• _À FAIRE_
Recopiez l'ensemble du matériel en remplaçant « thumbs-up-icon » par « like-icon », sans rien changer d'autre.

• _MATÉRIEL FOURNI_
----

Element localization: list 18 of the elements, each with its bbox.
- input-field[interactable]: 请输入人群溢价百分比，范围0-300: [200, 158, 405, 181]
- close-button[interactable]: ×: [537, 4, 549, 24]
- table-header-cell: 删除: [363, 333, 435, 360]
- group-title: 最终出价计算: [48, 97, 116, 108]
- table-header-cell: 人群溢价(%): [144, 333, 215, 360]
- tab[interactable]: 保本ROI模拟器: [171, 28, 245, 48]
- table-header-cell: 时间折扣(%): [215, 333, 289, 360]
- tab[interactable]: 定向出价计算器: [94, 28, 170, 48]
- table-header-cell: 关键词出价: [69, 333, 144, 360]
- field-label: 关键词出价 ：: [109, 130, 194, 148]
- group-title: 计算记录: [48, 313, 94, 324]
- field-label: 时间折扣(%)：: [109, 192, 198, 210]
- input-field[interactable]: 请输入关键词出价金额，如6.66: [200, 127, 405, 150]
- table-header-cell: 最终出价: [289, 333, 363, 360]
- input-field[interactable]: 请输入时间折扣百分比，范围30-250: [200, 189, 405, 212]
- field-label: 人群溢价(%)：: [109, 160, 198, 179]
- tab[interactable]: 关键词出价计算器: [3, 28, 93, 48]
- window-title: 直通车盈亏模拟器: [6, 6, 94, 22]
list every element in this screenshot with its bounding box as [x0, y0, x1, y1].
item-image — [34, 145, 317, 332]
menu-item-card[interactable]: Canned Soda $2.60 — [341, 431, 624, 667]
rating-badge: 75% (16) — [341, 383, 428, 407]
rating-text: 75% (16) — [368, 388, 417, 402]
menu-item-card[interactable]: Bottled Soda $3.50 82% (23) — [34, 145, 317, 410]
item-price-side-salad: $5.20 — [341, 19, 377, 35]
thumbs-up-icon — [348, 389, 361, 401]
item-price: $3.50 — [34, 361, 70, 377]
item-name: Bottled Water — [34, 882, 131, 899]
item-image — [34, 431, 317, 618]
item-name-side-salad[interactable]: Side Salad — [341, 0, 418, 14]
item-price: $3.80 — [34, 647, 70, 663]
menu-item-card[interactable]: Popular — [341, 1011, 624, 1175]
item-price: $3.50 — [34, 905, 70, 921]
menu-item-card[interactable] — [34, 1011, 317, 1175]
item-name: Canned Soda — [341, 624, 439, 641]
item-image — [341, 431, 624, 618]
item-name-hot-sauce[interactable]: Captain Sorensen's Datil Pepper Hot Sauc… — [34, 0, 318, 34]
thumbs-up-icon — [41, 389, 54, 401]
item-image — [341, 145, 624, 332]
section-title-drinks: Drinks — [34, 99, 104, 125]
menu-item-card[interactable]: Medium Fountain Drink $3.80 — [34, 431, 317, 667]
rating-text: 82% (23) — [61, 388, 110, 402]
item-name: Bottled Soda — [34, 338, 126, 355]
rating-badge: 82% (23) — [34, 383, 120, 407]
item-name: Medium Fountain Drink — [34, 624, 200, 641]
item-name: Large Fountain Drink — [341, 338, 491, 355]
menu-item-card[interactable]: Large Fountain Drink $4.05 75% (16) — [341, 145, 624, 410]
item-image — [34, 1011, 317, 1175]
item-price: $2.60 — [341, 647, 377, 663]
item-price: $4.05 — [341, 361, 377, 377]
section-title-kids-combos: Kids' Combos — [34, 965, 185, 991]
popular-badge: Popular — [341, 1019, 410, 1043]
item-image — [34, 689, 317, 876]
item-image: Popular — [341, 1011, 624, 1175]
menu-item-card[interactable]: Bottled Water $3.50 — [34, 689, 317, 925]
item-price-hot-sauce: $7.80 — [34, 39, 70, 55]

----

• _RÉPONSE_
Element localization: list 18 of the elements, each with its bbox.
- input-field[interactable]: 请输入人群溢价百分比，范围0-300: [200, 158, 405, 181]
- close-button[interactable]: ×: [537, 4, 549, 24]
- table-header-cell: 删除: [363, 333, 435, 360]
- group-title: 最终出价计算: [48, 97, 116, 108]
- table-header-cell: 人群溢价(%): [144, 333, 215, 360]
- tab[interactable]: 保本ROI模拟器: [171, 28, 245, 48]
- table-header-cell: 时间折扣(%): [215, 333, 289, 360]
- tab[interactable]: 定向出价计算器: [94, 28, 170, 48]
- table-header-cell: 关键词出价: [69, 333, 144, 360]
- field-label: 关键词出价 ：: [109, 130, 194, 148]
- group-title: 计算记录: [48, 313, 94, 324]
- field-label: 时间折扣(%)：: [109, 192, 198, 210]
- input-field[interactable]: 请输入关键词出价金额，如6.66: [200, 127, 405, 150]
- table-header-cell: 最终出价: [289, 333, 363, 360]
- input-field[interactable]: 请输入时间折扣百分比，范围30-250: [200, 189, 405, 212]
- field-label: 人群溢价(%)：: [109, 160, 198, 179]
- tab[interactable]: 关键词出价计算器: [3, 28, 93, 48]
- window-title: 直通车盈亏模拟器: [6, 6, 94, 22]
list every element in this screenshot with its bounding box as [x0, y0, x1, y1].
item-image — [34, 145, 317, 332]
menu-item-card[interactable]: Canned Soda $2.60 — [341, 431, 624, 667]
rating-badge: 75% (16) — [341, 383, 428, 407]
rating-text: 75% (16) — [368, 388, 417, 402]
menu-item-card[interactable]: Bottled Soda $3.50 82% (23) — [34, 145, 317, 410]
item-price-side-salad: $5.20 — [341, 19, 377, 35]
like-icon — [348, 389, 361, 401]
item-price: $3.50 — [34, 361, 70, 377]
item-name: Bottled Water — [34, 882, 131, 899]
item-image — [34, 431, 317, 618]
item-name-side-salad[interactable]: Side Salad — [341, 0, 418, 14]
item-price: $3.80 — [34, 647, 70, 663]
menu-item-card[interactable]: Popular — [341, 1011, 624, 1175]
item-price: $3.50 — [34, 905, 70, 921]
menu-item-card[interactable] — [34, 1011, 317, 1175]
item-name: Canned Soda — [341, 624, 439, 641]
item-image — [341, 431, 624, 618]
item-name-hot-sauce[interactable]: Captain Sorensen's Datil Pepper Hot Sauc… — [34, 0, 318, 34]
like-icon — [41, 389, 54, 401]
item-image — [341, 145, 624, 332]
section-title-drinks: Drinks — [34, 99, 104, 125]
menu-item-card[interactable]: Medium Fountain Drink $3.80 — [34, 431, 317, 667]
rating-text: 82% (23) — [61, 388, 110, 402]
item-name: Bottled Soda — [34, 338, 126, 355]
rating-badge: 82% (23) — [34, 383, 120, 407]
item-name: Medium Fountain Drink — [34, 624, 200, 641]
item-name: Large Fountain Drink — [341, 338, 491, 355]
menu-item-card[interactable]: Large Fountain Drink $4.05 75% (16) — [341, 145, 624, 410]
item-image — [34, 1011, 317, 1175]
item-price: $2.60 — [341, 647, 377, 663]
item-price: $4.05 — [341, 361, 377, 377]
section-title-kids-combos: Kids' Combos — [34, 965, 185, 991]
popular-badge: Popular — [341, 1019, 410, 1043]
item-image — [34, 689, 317, 876]
item-image: Popular — [341, 1011, 624, 1175]
menu-item-card[interactable]: Bottled Water $3.50 — [34, 689, 317, 925]
item-price-hot-sauce: $7.80 — [34, 39, 70, 55]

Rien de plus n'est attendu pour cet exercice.